DATA:
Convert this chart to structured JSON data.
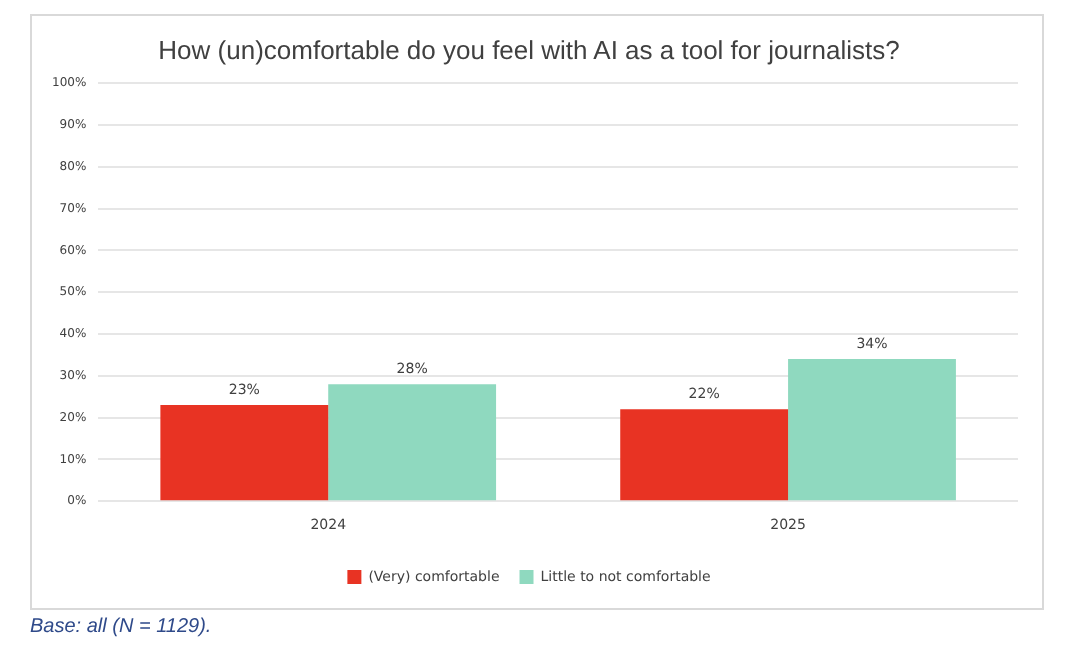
{
  "chart_data": {
    "type": "bar",
    "title": "How (un)comfortable do you feel with AI as a tool for journalists?",
    "categories": [
      "2024",
      "2025"
    ],
    "series": [
      {
        "name": "(Very) comfortable",
        "color": "#e83323",
        "values": [
          23,
          22
        ],
        "value_labels": [
          "23%",
          "22%"
        ]
      },
      {
        "name": "Little to not comfortable",
        "color": "#8fd9bf",
        "values": [
          28,
          34
        ],
        "value_labels": [
          "28%",
          "34%"
        ]
      }
    ],
    "ylim": [
      0,
      100
    ],
    "yticks": [
      {
        "value": 0,
        "label": "0%"
      },
      {
        "value": 10,
        "label": "10%"
      },
      {
        "value": 20,
        "label": "20%"
      },
      {
        "value": 30,
        "label": "30%"
      },
      {
        "value": 40,
        "label": "40%"
      },
      {
        "value": 50,
        "label": "50%"
      },
      {
        "value": 60,
        "label": "60%"
      },
      {
        "value": 70,
        "label": "70%"
      },
      {
        "value": 80,
        "label": "80%"
      },
      {
        "value": 90,
        "label": "90%"
      },
      {
        "value": 100,
        "label": "100%"
      }
    ],
    "grid": "y",
    "legend": "bottom",
    "annotations": [
      "Base: all (N = 1129)."
    ]
  }
}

WHAT YOU NEED TO DO: The records above need to be restated word for word, with the pictures left out.

SOLUTION FOR THIS EXERCISE:
Convert this chart to structured JSON data.
{
  "chart_data": {
    "type": "bar",
    "title": "How (un)comfortable do you feel with AI as a tool for journalists?",
    "categories": [
      "2024",
      "2025"
    ],
    "series": [
      {
        "name": "(Very) comfortable",
        "color": "#e83323",
        "values": [
          23,
          22
        ],
        "value_labels": [
          "23%",
          "22%"
        ]
      },
      {
        "name": "Little to not comfortable",
        "color": "#8fd9bf",
        "values": [
          28,
          34
        ],
        "value_labels": [
          "28%",
          "34%"
        ]
      }
    ],
    "ylim": [
      0,
      100
    ],
    "yticks": [
      {
        "value": 0,
        "label": "0%"
      },
      {
        "value": 10,
        "label": "10%"
      },
      {
        "value": 20,
        "label": "20%"
      },
      {
        "value": 30,
        "label": "30%"
      },
      {
        "value": 40,
        "label": "40%"
      },
      {
        "value": 50,
        "label": "50%"
      },
      {
        "value": 60,
        "label": "60%"
      },
      {
        "value": 70,
        "label": "70%"
      },
      {
        "value": 80,
        "label": "80%"
      },
      {
        "value": 90,
        "label": "90%"
      },
      {
        "value": 100,
        "label": "100%"
      }
    ],
    "grid": "y",
    "legend": "bottom",
    "annotations": [
      "Base: all (N = 1129)."
    ]
  }
}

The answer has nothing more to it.